# Required task
Print every one of the following entries verbatim, with no changes.

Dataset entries
** START **

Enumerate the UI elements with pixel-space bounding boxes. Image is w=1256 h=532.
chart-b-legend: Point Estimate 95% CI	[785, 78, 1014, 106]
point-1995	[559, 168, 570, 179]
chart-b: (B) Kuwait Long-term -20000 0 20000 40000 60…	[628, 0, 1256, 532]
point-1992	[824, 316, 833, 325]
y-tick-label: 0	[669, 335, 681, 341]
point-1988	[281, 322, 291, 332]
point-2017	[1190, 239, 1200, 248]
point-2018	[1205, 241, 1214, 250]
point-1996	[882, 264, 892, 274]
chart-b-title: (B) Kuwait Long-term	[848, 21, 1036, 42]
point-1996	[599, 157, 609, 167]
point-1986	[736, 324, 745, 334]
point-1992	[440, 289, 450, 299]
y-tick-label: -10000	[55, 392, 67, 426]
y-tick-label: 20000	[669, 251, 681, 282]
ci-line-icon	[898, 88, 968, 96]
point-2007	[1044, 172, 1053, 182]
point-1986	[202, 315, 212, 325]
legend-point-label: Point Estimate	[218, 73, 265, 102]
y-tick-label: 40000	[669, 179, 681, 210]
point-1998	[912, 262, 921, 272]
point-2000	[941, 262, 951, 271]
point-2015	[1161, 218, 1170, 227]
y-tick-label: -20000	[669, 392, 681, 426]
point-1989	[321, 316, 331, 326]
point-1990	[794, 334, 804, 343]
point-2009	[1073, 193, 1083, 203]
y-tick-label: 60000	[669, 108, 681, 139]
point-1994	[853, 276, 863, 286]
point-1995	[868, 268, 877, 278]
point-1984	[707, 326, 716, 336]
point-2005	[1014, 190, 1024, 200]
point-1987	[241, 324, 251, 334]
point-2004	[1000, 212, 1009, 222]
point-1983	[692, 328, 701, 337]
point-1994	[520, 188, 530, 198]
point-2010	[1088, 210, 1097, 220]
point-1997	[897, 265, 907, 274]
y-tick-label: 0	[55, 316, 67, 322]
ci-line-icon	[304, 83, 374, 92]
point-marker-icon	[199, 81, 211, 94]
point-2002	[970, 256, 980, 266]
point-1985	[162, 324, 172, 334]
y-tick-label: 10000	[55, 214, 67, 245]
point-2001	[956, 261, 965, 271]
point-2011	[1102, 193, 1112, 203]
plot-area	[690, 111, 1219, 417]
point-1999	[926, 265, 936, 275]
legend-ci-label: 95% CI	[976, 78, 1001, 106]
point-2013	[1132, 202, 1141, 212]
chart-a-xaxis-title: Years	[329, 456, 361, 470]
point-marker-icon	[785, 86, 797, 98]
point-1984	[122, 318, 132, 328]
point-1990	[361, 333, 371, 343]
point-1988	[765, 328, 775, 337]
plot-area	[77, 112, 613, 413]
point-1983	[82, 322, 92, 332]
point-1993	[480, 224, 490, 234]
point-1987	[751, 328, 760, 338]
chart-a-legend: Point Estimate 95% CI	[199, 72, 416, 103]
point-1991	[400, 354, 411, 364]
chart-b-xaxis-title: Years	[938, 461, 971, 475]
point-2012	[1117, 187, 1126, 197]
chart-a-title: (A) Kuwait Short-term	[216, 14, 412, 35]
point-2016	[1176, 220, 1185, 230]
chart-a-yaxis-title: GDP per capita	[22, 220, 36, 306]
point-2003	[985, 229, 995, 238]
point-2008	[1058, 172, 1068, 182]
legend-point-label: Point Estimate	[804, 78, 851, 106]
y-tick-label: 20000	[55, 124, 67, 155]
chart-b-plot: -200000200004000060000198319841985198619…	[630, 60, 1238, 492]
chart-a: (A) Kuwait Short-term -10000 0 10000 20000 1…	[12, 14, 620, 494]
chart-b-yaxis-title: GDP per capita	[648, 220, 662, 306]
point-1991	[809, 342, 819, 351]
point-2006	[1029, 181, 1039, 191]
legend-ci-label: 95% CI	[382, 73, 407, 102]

** END **

# Expected answer
Enumerate the UI elements with pixel-space bounding boxes. Image is w=1256 h=532.
chart-b-legend: Point Estimate 95% CI	[785, 78, 1014, 106]
point-1995	[559, 168, 570, 179]
chart-b: (B) Kuwait Long-term -20000 0 20000 40000 60…	[628, 0, 1256, 532]
point-1992	[824, 316, 833, 325]
y-tick-label: 0	[669, 335, 681, 341]
point-1988	[281, 322, 291, 332]
point-2017	[1190, 239, 1200, 248]
point-2018	[1205, 241, 1214, 250]
point-1996	[882, 264, 892, 274]
chart-b-title: (B) Kuwait Long-term	[848, 21, 1036, 42]
point-1996	[599, 157, 609, 167]
point-1986	[736, 324, 745, 334]
point-1992	[440, 289, 450, 299]
y-tick-label: -10000	[55, 392, 67, 426]
y-tick-label: 20000	[669, 251, 681, 282]
ci-line-icon	[898, 88, 968, 96]
point-2007	[1044, 172, 1053, 182]
point-1986	[202, 315, 212, 325]
legend-point-label: Point Estimate	[218, 73, 265, 102]
y-tick-label: 40000	[669, 179, 681, 210]
point-1998	[912, 262, 921, 272]
point-2000	[941, 262, 951, 271]
point-2015	[1161, 218, 1170, 227]
y-tick-label: -20000	[669, 392, 681, 426]
point-1989	[321, 316, 331, 326]
point-1990	[794, 334, 804, 343]
point-2009	[1073, 193, 1083, 203]
y-tick-label: 60000	[669, 108, 681, 139]
point-1994	[853, 276, 863, 286]
point-1995	[868, 268, 877, 278]
point-1984	[707, 326, 716, 336]
point-2005	[1014, 190, 1024, 200]
point-1987	[241, 324, 251, 334]
point-2004	[1000, 212, 1009, 222]
point-1983	[692, 328, 701, 337]
point-1994	[520, 188, 530, 198]
point-2010	[1088, 210, 1097, 220]
point-1997	[897, 265, 907, 274]
y-tick-label: 0	[55, 316, 67, 322]
ci-line-icon	[304, 83, 374, 92]
point-marker-icon	[199, 81, 211, 94]
point-2002	[970, 256, 980, 266]
point-1985	[162, 324, 172, 334]
y-tick-label: 10000	[55, 214, 67, 245]
point-2001	[956, 261, 965, 271]
point-2011	[1102, 193, 1112, 203]
plot-area	[690, 111, 1219, 417]
point-1999	[926, 265, 936, 275]
legend-ci-label: 95% CI	[976, 78, 1001, 106]
point-2013	[1132, 202, 1141, 212]
chart-a-xaxis-title: Years	[329, 456, 361, 470]
point-marker-icon	[785, 86, 797, 98]
point-1984	[122, 318, 132, 328]
point-1990	[361, 333, 371, 343]
point-1988	[765, 328, 775, 337]
plot-area	[77, 112, 613, 413]
point-1983	[82, 322, 92, 332]
point-1993	[480, 224, 490, 234]
point-1987	[751, 328, 760, 338]
chart-a-legend: Point Estimate 95% CI	[199, 72, 416, 103]
point-1991	[400, 354, 411, 364]
chart-b-xaxis-title: Years	[938, 461, 971, 475]
point-2012	[1117, 187, 1126, 197]
chart-a-title: (A) Kuwait Short-term	[216, 14, 412, 35]
point-2016	[1176, 220, 1185, 230]
chart-a-yaxis-title: GDP per capita	[22, 220, 36, 306]
point-2003	[985, 229, 995, 238]
point-2008	[1058, 172, 1068, 182]
legend-point-label: Point Estimate	[804, 78, 851, 106]
y-tick-label: 20000	[55, 124, 67, 155]
chart-b-plot: -200000200004000060000198319841985198619…	[630, 60, 1238, 492]
chart-a: (A) Kuwait Short-term -10000 0 10000 20000 1…	[12, 14, 620, 494]
chart-b-yaxis-title: GDP per capita	[648, 220, 662, 306]
point-1991	[809, 342, 819, 351]
point-2006	[1029, 181, 1039, 191]
legend-ci-label: 95% CI	[382, 73, 407, 102]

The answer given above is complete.